> [Information given]

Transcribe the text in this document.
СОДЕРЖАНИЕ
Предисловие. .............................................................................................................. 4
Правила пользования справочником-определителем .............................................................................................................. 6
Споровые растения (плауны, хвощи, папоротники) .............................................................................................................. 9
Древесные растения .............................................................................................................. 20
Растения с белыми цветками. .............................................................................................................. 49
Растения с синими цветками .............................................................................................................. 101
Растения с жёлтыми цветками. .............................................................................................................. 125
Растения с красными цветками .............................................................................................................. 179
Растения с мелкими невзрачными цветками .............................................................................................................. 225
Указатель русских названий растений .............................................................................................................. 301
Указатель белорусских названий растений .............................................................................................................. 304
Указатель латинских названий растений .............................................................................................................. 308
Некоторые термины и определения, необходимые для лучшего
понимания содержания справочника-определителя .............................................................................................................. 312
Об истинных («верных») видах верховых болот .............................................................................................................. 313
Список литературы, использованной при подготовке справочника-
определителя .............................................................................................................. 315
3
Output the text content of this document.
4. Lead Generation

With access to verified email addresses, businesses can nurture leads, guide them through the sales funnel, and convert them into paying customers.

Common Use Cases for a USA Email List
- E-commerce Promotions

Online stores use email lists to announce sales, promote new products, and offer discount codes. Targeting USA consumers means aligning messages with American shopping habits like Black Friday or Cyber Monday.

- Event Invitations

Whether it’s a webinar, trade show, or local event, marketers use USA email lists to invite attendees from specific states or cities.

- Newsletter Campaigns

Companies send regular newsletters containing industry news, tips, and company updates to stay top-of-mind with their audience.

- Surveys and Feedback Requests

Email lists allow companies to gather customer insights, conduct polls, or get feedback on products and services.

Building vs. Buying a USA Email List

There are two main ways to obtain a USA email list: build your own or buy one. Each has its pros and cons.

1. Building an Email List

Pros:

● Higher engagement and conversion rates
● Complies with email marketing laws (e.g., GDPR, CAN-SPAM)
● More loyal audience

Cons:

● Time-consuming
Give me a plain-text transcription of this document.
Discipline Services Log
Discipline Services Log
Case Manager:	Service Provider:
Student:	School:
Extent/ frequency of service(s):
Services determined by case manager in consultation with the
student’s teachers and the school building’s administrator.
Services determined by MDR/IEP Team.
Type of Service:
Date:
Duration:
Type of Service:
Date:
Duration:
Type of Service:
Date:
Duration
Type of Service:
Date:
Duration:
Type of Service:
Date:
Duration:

> [Task directions] Copy out each line exactly as written.

> [Correct output]
Transcribe the text in this document.
СОДЕРЖАНИЕ
Предисловие. .............................................................................................................. 4
Правила пользования справочником-определителем .............................................................................................................. 6
Споровые растения (плауны, хвощи, папоротники) .............................................................................................................. 9
Древесные растения .............................................................................................................. 20
Растения с белыми цветками. .............................................................................................................. 49
Растения с синими цветками .............................................................................................................. 101
Растения с жёлтыми цветками. .............................................................................................................. 125
Растения с красными цветками .............................................................................................................. 179
Растения с мелкими невзрачными цветками .............................................................................................................. 225
Указатель русских названий растений .............................................................................................................. 301
Указатель белорусских названий растений .............................................................................................................. 304
Указатель латинских названий растений .............................................................................................................. 308
Некоторые термины и определения, необходимые для лучшего
понимания содержания справочника-определителя .............................................................................................................. 312
Об истинных («верных») видах верховых болот .............................................................................................................. 313
Список литературы, использованной при подготовке справочника-
определителя .............................................................................................................. 315
3
Output the text content of this document.
4. Lead Generation

With access to verified email addresses, businesses can nurture leads, guide them through the sales funnel, and convert them into paying customers.

Common Use Cases for a USA Email List
- E-commerce Promotions

Online stores use email lists to announce sales, promote new products, and offer discount codes. Targeting USA consumers means aligning messages with American shopping habits like Black Friday or Cyber Monday.

- Event Invitations

Whether it’s a webinar, trade show, or local event, marketers use USA email lists to invite attendees from specific states or cities.

- Newsletter Campaigns

Companies send regular newsletters containing industry news, tips, and company updates to stay top-of-mind with their audience.

- Surveys and Feedback Requests

Email lists allow companies to gather customer insights, conduct polls, or get feedback on products and services.

Building vs. Buying a USA Email List

There are two main ways to obtain a USA email list: build your own or buy one. Each has its pros and cons.

1. Building an Email List

Pros:

● Higher engagement and conversion rates
● Complies with email marketing laws (e.g., GDPR, CAN-SPAM)
● More loyal audience

Cons:

● Time-consuming
Give me a plain-text transcription of this document.
Discipline Services Log
Discipline Services Log
Case Manager:	Service Provider:
Student:	School:
Extent/ frequency of service(s):
Services determined by case manager in consultation with the
student’s teachers and the school building’s administrator.
Services determined by MDR/IEP Team.
Type of Service:
Date:
Duration:
Type of Service:
Date:
Duration:
Type of Service:
Date:
Duration
Type of Service:
Date:
Duration:
Type of Service:
Date:
Duration:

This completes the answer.